> Goal
Reproduce every record below exactly as written, but leave out any pictures.

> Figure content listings
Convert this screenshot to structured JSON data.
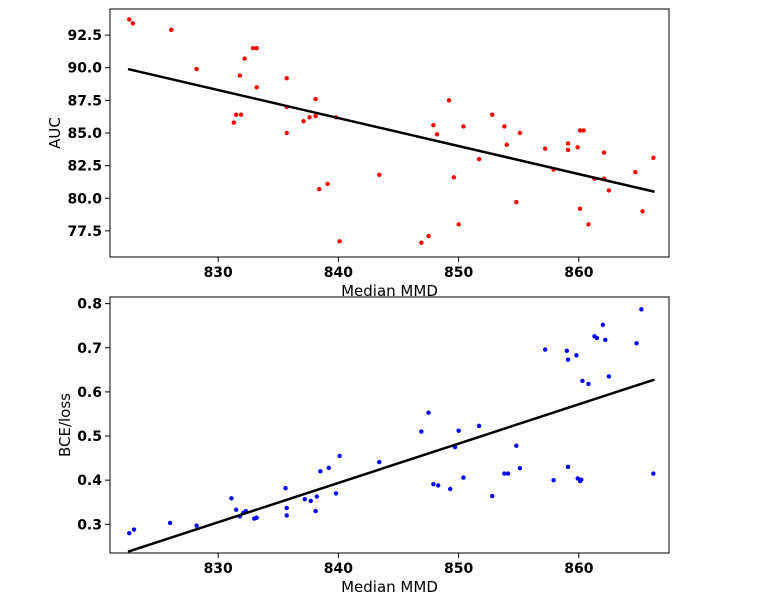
{
  "chart_data": [
    {
      "type": "scatter",
      "title": "",
      "xlabel": "Median MMD",
      "ylabel": "AUC",
      "xlim": [
        821,
        867.5
      ],
      "ylim": [
        75.5,
        94.5
      ],
      "xticks": [
        830,
        840,
        850,
        860
      ],
      "yticks": [
        77.5,
        80.0,
        82.5,
        85.0,
        87.5,
        90.0,
        92.5
      ],
      "ytick_labels": [
        "77.5",
        "80.0",
        "82.5",
        "85.0",
        "87.5",
        "90.0",
        "92.5"
      ],
      "grid": false,
      "point_color": "#ff0000",
      "line_color": "#000000",
      "points": [
        {
          "x": 822.6,
          "y": 93.7
        },
        {
          "x": 822.9,
          "y": 93.4
        },
        {
          "x": 826.1,
          "y": 92.9
        },
        {
          "x": 828.2,
          "y": 89.9
        },
        {
          "x": 831.3,
          "y": 85.8
        },
        {
          "x": 831.5,
          "y": 86.4
        },
        {
          "x": 831.9,
          "y": 86.4
        },
        {
          "x": 831.8,
          "y": 89.4
        },
        {
          "x": 832.2,
          "y": 90.7
        },
        {
          "x": 832.9,
          "y": 91.5
        },
        {
          "x": 833.2,
          "y": 91.5
        },
        {
          "x": 833.2,
          "y": 88.5
        },
        {
          "x": 835.7,
          "y": 89.2
        },
        {
          "x": 835.7,
          "y": 87.0
        },
        {
          "x": 835.7,
          "y": 85.0
        },
        {
          "x": 837.1,
          "y": 85.9
        },
        {
          "x": 837.6,
          "y": 86.2
        },
        {
          "x": 838.1,
          "y": 87.6
        },
        {
          "x": 838.1,
          "y": 86.3
        },
        {
          "x": 838.4,
          "y": 80.7
        },
        {
          "x": 839.1,
          "y": 81.1
        },
        {
          "x": 839.8,
          "y": 86.2
        },
        {
          "x": 840.1,
          "y": 76.7
        },
        {
          "x": 843.4,
          "y": 81.8
        },
        {
          "x": 846.9,
          "y": 76.6
        },
        {
          "x": 847.5,
          "y": 77.1
        },
        {
          "x": 847.9,
          "y": 85.6
        },
        {
          "x": 848.2,
          "y": 84.9
        },
        {
          "x": 849.2,
          "y": 87.5
        },
        {
          "x": 849.6,
          "y": 81.6
        },
        {
          "x": 850.0,
          "y": 78.0
        },
        {
          "x": 850.4,
          "y": 85.5
        },
        {
          "x": 851.7,
          "y": 83.0
        },
        {
          "x": 852.8,
          "y": 86.4
        },
        {
          "x": 853.8,
          "y": 85.5
        },
        {
          "x": 854.0,
          "y": 84.1
        },
        {
          "x": 854.8,
          "y": 79.7
        },
        {
          "x": 855.1,
          "y": 85.0
        },
        {
          "x": 857.2,
          "y": 83.8
        },
        {
          "x": 857.9,
          "y": 82.2
        },
        {
          "x": 859.1,
          "y": 84.2
        },
        {
          "x": 859.1,
          "y": 83.7
        },
        {
          "x": 859.9,
          "y": 83.9
        },
        {
          "x": 860.1,
          "y": 85.2
        },
        {
          "x": 860.4,
          "y": 85.2
        },
        {
          "x": 860.1,
          "y": 79.2
        },
        {
          "x": 860.8,
          "y": 78.0
        },
        {
          "x": 861.3,
          "y": 81.5
        },
        {
          "x": 862.1,
          "y": 83.5
        },
        {
          "x": 862.1,
          "y": 81.5
        },
        {
          "x": 862.5,
          "y": 80.6
        },
        {
          "x": 864.7,
          "y": 82.0
        },
        {
          "x": 865.3,
          "y": 79.0
        },
        {
          "x": 866.2,
          "y": 83.1
        }
      ],
      "fit_line": [
        {
          "x": 822.5,
          "y": 89.9
        },
        {
          "x": 866.3,
          "y": 80.5
        }
      ]
    },
    {
      "type": "scatter",
      "title": "",
      "xlabel": "Median MMD",
      "ylabel": "BCE/loss",
      "xlim": [
        821,
        867.5
      ],
      "ylim": [
        0.235,
        0.815
      ],
      "xticks": [
        830,
        840,
        850,
        860
      ],
      "yticks": [
        0.3,
        0.4,
        0.5,
        0.6,
        0.7,
        0.8
      ],
      "ytick_labels": [
        "0.3",
        "0.4",
        "0.5",
        "0.6",
        "0.7",
        "0.8"
      ],
      "grid": false,
      "point_color": "#0000ff",
      "line_color": "#000000",
      "points": [
        {
          "x": 822.6,
          "y": 0.28
        },
        {
          "x": 823.0,
          "y": 0.288
        },
        {
          "x": 826.0,
          "y": 0.303
        },
        {
          "x": 828.2,
          "y": 0.297
        },
        {
          "x": 831.1,
          "y": 0.359
        },
        {
          "x": 831.5,
          "y": 0.333
        },
        {
          "x": 831.8,
          "y": 0.318
        },
        {
          "x": 832.1,
          "y": 0.326
        },
        {
          "x": 832.3,
          "y": 0.33
        },
        {
          "x": 833.0,
          "y": 0.313
        },
        {
          "x": 833.2,
          "y": 0.315
        },
        {
          "x": 835.6,
          "y": 0.382
        },
        {
          "x": 835.7,
          "y": 0.337
        },
        {
          "x": 835.7,
          "y": 0.32
        },
        {
          "x": 837.2,
          "y": 0.357
        },
        {
          "x": 837.7,
          "y": 0.353
        },
        {
          "x": 838.1,
          "y": 0.33
        },
        {
          "x": 838.2,
          "y": 0.363
        },
        {
          "x": 838.5,
          "y": 0.42
        },
        {
          "x": 839.2,
          "y": 0.428
        },
        {
          "x": 839.8,
          "y": 0.37
        },
        {
          "x": 840.1,
          "y": 0.455
        },
        {
          "x": 843.4,
          "y": 0.441
        },
        {
          "x": 846.9,
          "y": 0.51
        },
        {
          "x": 847.5,
          "y": 0.553
        },
        {
          "x": 847.9,
          "y": 0.391
        },
        {
          "x": 848.3,
          "y": 0.388
        },
        {
          "x": 849.3,
          "y": 0.38
        },
        {
          "x": 849.7,
          "y": 0.475
        },
        {
          "x": 850.0,
          "y": 0.512
        },
        {
          "x": 850.4,
          "y": 0.406
        },
        {
          "x": 851.7,
          "y": 0.523
        },
        {
          "x": 852.8,
          "y": 0.364
        },
        {
          "x": 853.8,
          "y": 0.415
        },
        {
          "x": 854.1,
          "y": 0.415
        },
        {
          "x": 854.8,
          "y": 0.478
        },
        {
          "x": 855.1,
          "y": 0.427
        },
        {
          "x": 857.2,
          "y": 0.696
        },
        {
          "x": 857.9,
          "y": 0.4
        },
        {
          "x": 859.0,
          "y": 0.693
        },
        {
          "x": 859.1,
          "y": 0.673
        },
        {
          "x": 859.1,
          "y": 0.43
        },
        {
          "x": 859.8,
          "y": 0.683
        },
        {
          "x": 859.9,
          "y": 0.404
        },
        {
          "x": 860.1,
          "y": 0.398
        },
        {
          "x": 860.2,
          "y": 0.401
        },
        {
          "x": 860.3,
          "y": 0.625
        },
        {
          "x": 860.8,
          "y": 0.618
        },
        {
          "x": 861.3,
          "y": 0.726
        },
        {
          "x": 861.5,
          "y": 0.722
        },
        {
          "x": 862.0,
          "y": 0.752
        },
        {
          "x": 862.2,
          "y": 0.718
        },
        {
          "x": 862.5,
          "y": 0.635
        },
        {
          "x": 864.8,
          "y": 0.71
        },
        {
          "x": 865.2,
          "y": 0.787
        },
        {
          "x": 866.2,
          "y": 0.415
        }
      ],
      "fit_line": [
        {
          "x": 822.5,
          "y": 0.238
        },
        {
          "x": 866.3,
          "y": 0.628
        }
      ]
    }
  ]
}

> Solution for this problem
Convert this screenshot to structured JSON data.
{
  "chart_data": [
    {
      "type": "scatter",
      "title": "",
      "xlabel": "Median MMD",
      "ylabel": "AUC",
      "xlim": [
        821,
        867.5
      ],
      "ylim": [
        75.5,
        94.5
      ],
      "xticks": [
        830,
        840,
        850,
        860
      ],
      "yticks": [
        77.5,
        80.0,
        82.5,
        85.0,
        87.5,
        90.0,
        92.5
      ],
      "ytick_labels": [
        "77.5",
        "80.0",
        "82.5",
        "85.0",
        "87.5",
        "90.0",
        "92.5"
      ],
      "grid": false,
      "point_color": "#ff0000",
      "line_color": "#000000",
      "points": [
        {
          "x": 822.6,
          "y": 93.7
        },
        {
          "x": 822.9,
          "y": 93.4
        },
        {
          "x": 826.1,
          "y": 92.9
        },
        {
          "x": 828.2,
          "y": 89.9
        },
        {
          "x": 831.3,
          "y": 85.8
        },
        {
          "x": 831.5,
          "y": 86.4
        },
        {
          "x": 831.9,
          "y": 86.4
        },
        {
          "x": 831.8,
          "y": 89.4
        },
        {
          "x": 832.2,
          "y": 90.7
        },
        {
          "x": 832.9,
          "y": 91.5
        },
        {
          "x": 833.2,
          "y": 91.5
        },
        {
          "x": 833.2,
          "y": 88.5
        },
        {
          "x": 835.7,
          "y": 89.2
        },
        {
          "x": 835.7,
          "y": 87.0
        },
        {
          "x": 835.7,
          "y": 85.0
        },
        {
          "x": 837.1,
          "y": 85.9
        },
        {
          "x": 837.6,
          "y": 86.2
        },
        {
          "x": 838.1,
          "y": 87.6
        },
        {
          "x": 838.1,
          "y": 86.3
        },
        {
          "x": 838.4,
          "y": 80.7
        },
        {
          "x": 839.1,
          "y": 81.1
        },
        {
          "x": 839.8,
          "y": 86.2
        },
        {
          "x": 840.1,
          "y": 76.7
        },
        {
          "x": 843.4,
          "y": 81.8
        },
        {
          "x": 846.9,
          "y": 76.6
        },
        {
          "x": 847.5,
          "y": 77.1
        },
        {
          "x": 847.9,
          "y": 85.6
        },
        {
          "x": 848.2,
          "y": 84.9
        },
        {
          "x": 849.2,
          "y": 87.5
        },
        {
          "x": 849.6,
          "y": 81.6
        },
        {
          "x": 850.0,
          "y": 78.0
        },
        {
          "x": 850.4,
          "y": 85.5
        },
        {
          "x": 851.7,
          "y": 83.0
        },
        {
          "x": 852.8,
          "y": 86.4
        },
        {
          "x": 853.8,
          "y": 85.5
        },
        {
          "x": 854.0,
          "y": 84.1
        },
        {
          "x": 854.8,
          "y": 79.7
        },
        {
          "x": 855.1,
          "y": 85.0
        },
        {
          "x": 857.2,
          "y": 83.8
        },
        {
          "x": 857.9,
          "y": 82.2
        },
        {
          "x": 859.1,
          "y": 84.2
        },
        {
          "x": 859.1,
          "y": 83.7
        },
        {
          "x": 859.9,
          "y": 83.9
        },
        {
          "x": 860.1,
          "y": 85.2
        },
        {
          "x": 860.4,
          "y": 85.2
        },
        {
          "x": 860.1,
          "y": 79.2
        },
        {
          "x": 860.8,
          "y": 78.0
        },
        {
          "x": 861.3,
          "y": 81.5
        },
        {
          "x": 862.1,
          "y": 83.5
        },
        {
          "x": 862.1,
          "y": 81.5
        },
        {
          "x": 862.5,
          "y": 80.6
        },
        {
          "x": 864.7,
          "y": 82.0
        },
        {
          "x": 865.3,
          "y": 79.0
        },
        {
          "x": 866.2,
          "y": 83.1
        }
      ],
      "fit_line": [
        {
          "x": 822.5,
          "y": 89.9
        },
        {
          "x": 866.3,
          "y": 80.5
        }
      ]
    },
    {
      "type": "scatter",
      "title": "",
      "xlabel": "Median MMD",
      "ylabel": "BCE/loss",
      "xlim": [
        821,
        867.5
      ],
      "ylim": [
        0.235,
        0.815
      ],
      "xticks": [
        830,
        840,
        850,
        860
      ],
      "yticks": [
        0.3,
        0.4,
        0.5,
        0.6,
        0.7,
        0.8
      ],
      "ytick_labels": [
        "0.3",
        "0.4",
        "0.5",
        "0.6",
        "0.7",
        "0.8"
      ],
      "grid": false,
      "point_color": "#0000ff",
      "line_color": "#000000",
      "points": [
        {
          "x": 822.6,
          "y": 0.28
        },
        {
          "x": 823.0,
          "y": 0.288
        },
        {
          "x": 826.0,
          "y": 0.303
        },
        {
          "x": 828.2,
          "y": 0.297
        },
        {
          "x": 831.1,
          "y": 0.359
        },
        {
          "x": 831.5,
          "y": 0.333
        },
        {
          "x": 831.8,
          "y": 0.318
        },
        {
          "x": 832.1,
          "y": 0.326
        },
        {
          "x": 832.3,
          "y": 0.33
        },
        {
          "x": 833.0,
          "y": 0.313
        },
        {
          "x": 833.2,
          "y": 0.315
        },
        {
          "x": 835.6,
          "y": 0.382
        },
        {
          "x": 835.7,
          "y": 0.337
        },
        {
          "x": 835.7,
          "y": 0.32
        },
        {
          "x": 837.2,
          "y": 0.357
        },
        {
          "x": 837.7,
          "y": 0.353
        },
        {
          "x": 838.1,
          "y": 0.33
        },
        {
          "x": 838.2,
          "y": 0.363
        },
        {
          "x": 838.5,
          "y": 0.42
        },
        {
          "x": 839.2,
          "y": 0.428
        },
        {
          "x": 839.8,
          "y": 0.37
        },
        {
          "x": 840.1,
          "y": 0.455
        },
        {
          "x": 843.4,
          "y": 0.441
        },
        {
          "x": 846.9,
          "y": 0.51
        },
        {
          "x": 847.5,
          "y": 0.553
        },
        {
          "x": 847.9,
          "y": 0.391
        },
        {
          "x": 848.3,
          "y": 0.388
        },
        {
          "x": 849.3,
          "y": 0.38
        },
        {
          "x": 849.7,
          "y": 0.475
        },
        {
          "x": 850.0,
          "y": 0.512
        },
        {
          "x": 850.4,
          "y": 0.406
        },
        {
          "x": 851.7,
          "y": 0.523
        },
        {
          "x": 852.8,
          "y": 0.364
        },
        {
          "x": 853.8,
          "y": 0.415
        },
        {
          "x": 854.1,
          "y": 0.415
        },
        {
          "x": 854.8,
          "y": 0.478
        },
        {
          "x": 855.1,
          "y": 0.427
        },
        {
          "x": 857.2,
          "y": 0.696
        },
        {
          "x": 857.9,
          "y": 0.4
        },
        {
          "x": 859.0,
          "y": 0.693
        },
        {
          "x": 859.1,
          "y": 0.673
        },
        {
          "x": 859.1,
          "y": 0.43
        },
        {
          "x": 859.8,
          "y": 0.683
        },
        {
          "x": 859.9,
          "y": 0.404
        },
        {
          "x": 860.1,
          "y": 0.398
        },
        {
          "x": 860.2,
          "y": 0.401
        },
        {
          "x": 860.3,
          "y": 0.625
        },
        {
          "x": 860.8,
          "y": 0.618
        },
        {
          "x": 861.3,
          "y": 0.726
        },
        {
          "x": 861.5,
          "y": 0.722
        },
        {
          "x": 862.0,
          "y": 0.752
        },
        {
          "x": 862.2,
          "y": 0.718
        },
        {
          "x": 862.5,
          "y": 0.635
        },
        {
          "x": 864.8,
          "y": 0.71
        },
        {
          "x": 865.2,
          "y": 0.787
        },
        {
          "x": 866.2,
          "y": 0.415
        }
      ],
      "fit_line": [
        {
          "x": 822.5,
          "y": 0.238
        },
        {
          "x": 866.3,
          "y": 0.628
        }
      ]
    }
  ]
}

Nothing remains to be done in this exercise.